-- Begin Data rows --

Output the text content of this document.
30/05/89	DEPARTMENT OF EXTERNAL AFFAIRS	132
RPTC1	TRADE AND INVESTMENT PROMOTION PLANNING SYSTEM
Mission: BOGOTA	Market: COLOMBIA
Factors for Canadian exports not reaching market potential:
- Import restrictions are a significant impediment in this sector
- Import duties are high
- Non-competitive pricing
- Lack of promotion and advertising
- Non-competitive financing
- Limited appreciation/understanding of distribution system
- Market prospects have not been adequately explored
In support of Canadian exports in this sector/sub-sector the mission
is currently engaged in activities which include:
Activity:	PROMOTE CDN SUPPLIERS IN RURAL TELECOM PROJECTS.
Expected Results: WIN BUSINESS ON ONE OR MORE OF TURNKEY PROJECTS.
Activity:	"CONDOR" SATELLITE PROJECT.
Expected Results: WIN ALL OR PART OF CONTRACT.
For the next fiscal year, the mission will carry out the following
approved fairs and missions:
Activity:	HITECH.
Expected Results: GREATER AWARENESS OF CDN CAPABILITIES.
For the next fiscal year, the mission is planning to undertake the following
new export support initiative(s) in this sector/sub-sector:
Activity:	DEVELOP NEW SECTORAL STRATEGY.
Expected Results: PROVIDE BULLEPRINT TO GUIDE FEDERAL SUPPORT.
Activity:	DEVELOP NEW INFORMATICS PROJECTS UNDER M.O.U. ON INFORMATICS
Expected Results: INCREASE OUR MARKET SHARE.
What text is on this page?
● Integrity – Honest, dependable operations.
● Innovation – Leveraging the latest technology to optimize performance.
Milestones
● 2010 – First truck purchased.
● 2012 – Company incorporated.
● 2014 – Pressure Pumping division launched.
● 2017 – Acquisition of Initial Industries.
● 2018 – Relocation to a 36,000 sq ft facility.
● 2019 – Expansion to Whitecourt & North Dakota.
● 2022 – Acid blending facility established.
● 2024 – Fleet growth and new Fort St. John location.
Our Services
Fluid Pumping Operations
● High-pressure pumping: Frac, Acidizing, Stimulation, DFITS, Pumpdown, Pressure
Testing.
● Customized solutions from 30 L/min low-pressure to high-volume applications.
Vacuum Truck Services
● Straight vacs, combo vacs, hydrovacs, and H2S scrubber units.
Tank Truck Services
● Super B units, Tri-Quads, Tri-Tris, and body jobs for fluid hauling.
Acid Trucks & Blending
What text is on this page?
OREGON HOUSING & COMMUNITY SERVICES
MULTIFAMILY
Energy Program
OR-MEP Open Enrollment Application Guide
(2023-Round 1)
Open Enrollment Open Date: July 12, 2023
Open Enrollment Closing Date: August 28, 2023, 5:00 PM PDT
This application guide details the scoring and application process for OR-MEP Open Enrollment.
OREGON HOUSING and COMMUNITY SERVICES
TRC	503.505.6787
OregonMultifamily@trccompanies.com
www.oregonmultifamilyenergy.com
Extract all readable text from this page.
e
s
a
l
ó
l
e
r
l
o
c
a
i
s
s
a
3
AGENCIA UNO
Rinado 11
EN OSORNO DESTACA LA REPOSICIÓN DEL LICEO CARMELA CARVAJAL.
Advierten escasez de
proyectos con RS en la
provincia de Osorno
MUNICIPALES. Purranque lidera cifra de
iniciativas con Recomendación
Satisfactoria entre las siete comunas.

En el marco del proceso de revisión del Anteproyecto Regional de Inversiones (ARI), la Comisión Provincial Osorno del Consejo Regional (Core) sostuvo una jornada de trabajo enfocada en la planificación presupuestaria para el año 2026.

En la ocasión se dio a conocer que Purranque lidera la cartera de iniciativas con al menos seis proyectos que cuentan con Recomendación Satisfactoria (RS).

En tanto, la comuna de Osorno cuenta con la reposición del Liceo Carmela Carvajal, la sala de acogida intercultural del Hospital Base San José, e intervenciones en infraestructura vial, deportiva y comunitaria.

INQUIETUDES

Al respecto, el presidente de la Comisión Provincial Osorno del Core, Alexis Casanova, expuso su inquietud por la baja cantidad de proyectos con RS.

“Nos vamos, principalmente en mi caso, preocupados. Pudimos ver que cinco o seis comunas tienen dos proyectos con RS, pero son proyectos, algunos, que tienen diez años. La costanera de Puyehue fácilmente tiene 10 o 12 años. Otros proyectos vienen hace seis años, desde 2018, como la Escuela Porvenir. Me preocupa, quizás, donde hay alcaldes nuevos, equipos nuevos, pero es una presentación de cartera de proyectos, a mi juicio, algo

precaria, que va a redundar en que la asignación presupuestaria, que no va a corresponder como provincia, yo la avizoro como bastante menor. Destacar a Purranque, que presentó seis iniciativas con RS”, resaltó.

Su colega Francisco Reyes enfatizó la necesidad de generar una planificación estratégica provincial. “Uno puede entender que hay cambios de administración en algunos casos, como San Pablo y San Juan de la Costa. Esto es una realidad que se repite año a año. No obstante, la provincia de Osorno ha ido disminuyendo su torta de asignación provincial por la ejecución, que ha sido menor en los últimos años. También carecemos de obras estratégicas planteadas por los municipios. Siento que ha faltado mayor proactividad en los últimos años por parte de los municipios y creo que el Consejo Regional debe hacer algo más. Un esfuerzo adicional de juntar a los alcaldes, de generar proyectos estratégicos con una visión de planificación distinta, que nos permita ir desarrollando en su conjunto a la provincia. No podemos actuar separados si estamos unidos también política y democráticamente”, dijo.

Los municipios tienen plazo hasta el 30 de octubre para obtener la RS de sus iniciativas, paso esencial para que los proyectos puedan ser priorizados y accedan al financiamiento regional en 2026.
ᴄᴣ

-- End Data rows --

Instruction: Write the entries again, exactly as they stand.

Task output:
Output the text content of this document.
30/05/89	DEPARTMENT OF EXTERNAL AFFAIRS	132
RPTC1	TRADE AND INVESTMENT PROMOTION PLANNING SYSTEM
Mission: BOGOTA	Market: COLOMBIA
Factors for Canadian exports not reaching market potential:
- Import restrictions are a significant impediment in this sector
- Import duties are high
- Non-competitive pricing
- Lack of promotion and advertising
- Non-competitive financing
- Limited appreciation/understanding of distribution system
- Market prospects have not been adequately explored
In support of Canadian exports in this sector/sub-sector the mission
is currently engaged in activities which include:
Activity:	PROMOTE CDN SUPPLIERS IN RURAL TELECOM PROJECTS.
Expected Results: WIN BUSINESS ON ONE OR MORE OF TURNKEY PROJECTS.
Activity:	"CONDOR" SATELLITE PROJECT.
Expected Results: WIN ALL OR PART OF CONTRACT.
For the next fiscal year, the mission will carry out the following
approved fairs and missions:
Activity:	HITECH.
Expected Results: GREATER AWARENESS OF CDN CAPABILITIES.
For the next fiscal year, the mission is planning to undertake the following
new export support initiative(s) in this sector/sub-sector:
Activity:	DEVELOP NEW SECTORAL STRATEGY.
Expected Results: PROVIDE BULLEPRINT TO GUIDE FEDERAL SUPPORT.
Activity:	DEVELOP NEW INFORMATICS PROJECTS UNDER M.O.U. ON INFORMATICS
Expected Results: INCREASE OUR MARKET SHARE.
What text is on this page?
● Integrity – Honest, dependable operations.
● Innovation – Leveraging the latest technology to optimize performance.
Milestones
● 2010 – First truck purchased.
● 2012 – Company incorporated.
● 2014 – Pressure Pumping division launched.
● 2017 – Acquisition of Initial Industries.
● 2018 – Relocation to a 36,000 sq ft facility.
● 2019 – Expansion to Whitecourt & North Dakota.
● 2022 – Acid blending facility established.
● 2024 – Fleet growth and new Fort St. John location.
Our Services
Fluid Pumping Operations
● High-pressure pumping: Frac, Acidizing, Stimulation, DFITS, Pumpdown, Pressure
Testing.
● Customized solutions from 30 L/min low-pressure to high-volume applications.
Vacuum Truck Services
● Straight vacs, combo vacs, hydrovacs, and H2S scrubber units.
Tank Truck Services
● Super B units, Tri-Quads, Tri-Tris, and body jobs for fluid hauling.
Acid Trucks & Blending
What text is on this page?
OREGON HOUSING & COMMUNITY SERVICES
MULTIFAMILY
Energy Program
OR-MEP Open Enrollment Application Guide
(2023-Round 1)
Open Enrollment Open Date: July 12, 2023
Open Enrollment Closing Date: August 28, 2023, 5:00 PM PDT
This application guide details the scoring and application process for OR-MEP Open Enrollment.
OREGON HOUSING and COMMUNITY SERVICES
TRC	503.505.6787
OregonMultifamily@trccompanies.com
www.oregonmultifamilyenergy.com
Extract all readable text from this page.
e
s
a
l
ó
l
e
r
l
o
c
a
i
s
s
a
3
AGENCIA UNO
Rinado 11
EN OSORNO DESTACA LA REPOSICIÓN DEL LICEO CARMELA CARVAJAL.
Advierten escasez de
proyectos con RS en la
provincia de Osorno
MUNICIPALES. Purranque lidera cifra de
iniciativas con Recomendación
Satisfactoria entre las siete comunas.

En el marco del proceso de revisión del Anteproyecto Regional de Inversiones (ARI), la Comisión Provincial Osorno del Consejo Regional (Core) sostuvo una jornada de trabajo enfocada en la planificación presupuestaria para el año 2026.

En la ocasión se dio a conocer que Purranque lidera la cartera de iniciativas con al menos seis proyectos que cuentan con Recomendación Satisfactoria (RS).

En tanto, la comuna de Osorno cuenta con la reposición del Liceo Carmela Carvajal, la sala de acogida intercultural del Hospital Base San José, e intervenciones en infraestructura vial, deportiva y comunitaria.

INQUIETUDES

Al respecto, el presidente de la Comisión Provincial Osorno del Core, Alexis Casanova, expuso su inquietud por la baja cantidad de proyectos con RS.

“Nos vamos, principalmente en mi caso, preocupados. Pudimos ver que cinco o seis comunas tienen dos proyectos con RS, pero son proyectos, algunos, que tienen diez años. La costanera de Puyehue fácilmente tiene 10 o 12 años. Otros proyectos vienen hace seis años, desde 2018, como la Escuela Porvenir. Me preocupa, quizás, donde hay alcaldes nuevos, equipos nuevos, pero es una presentación de cartera de proyectos, a mi juicio, algo

precaria, que va a redundar en que la asignación presupuestaria, que no va a corresponder como provincia, yo la avizoro como bastante menor. Destacar a Purranque, que presentó seis iniciativas con RS”, resaltó.

Su colega Francisco Reyes enfatizó la necesidad de generar una planificación estratégica provincial. “Uno puede entender que hay cambios de administración en algunos casos, como San Pablo y San Juan de la Costa. Esto es una realidad que se repite año a año. No obstante, la provincia de Osorno ha ido disminuyendo su torta de asignación provincial por la ejecución, que ha sido menor en los últimos años. También carecemos de obras estratégicas planteadas por los municipios. Siento que ha faltado mayor proactividad en los últimos años por parte de los municipios y creo que el Consejo Regional debe hacer algo más. Un esfuerzo adicional de juntar a los alcaldes, de generar proyectos estratégicos con una visión de planificación distinta, que nos permita ir desarrollando en su conjunto a la provincia. No podemos actuar separados si estamos unidos también política y democráticamente”, dijo.

Los municipios tienen plazo hasta el 30 de octubre para obtener la RS de sus iniciativas, paso esencial para que los proyectos puedan ser priorizados y accedan al financiamiento regional en 2026.
ᴄᴣ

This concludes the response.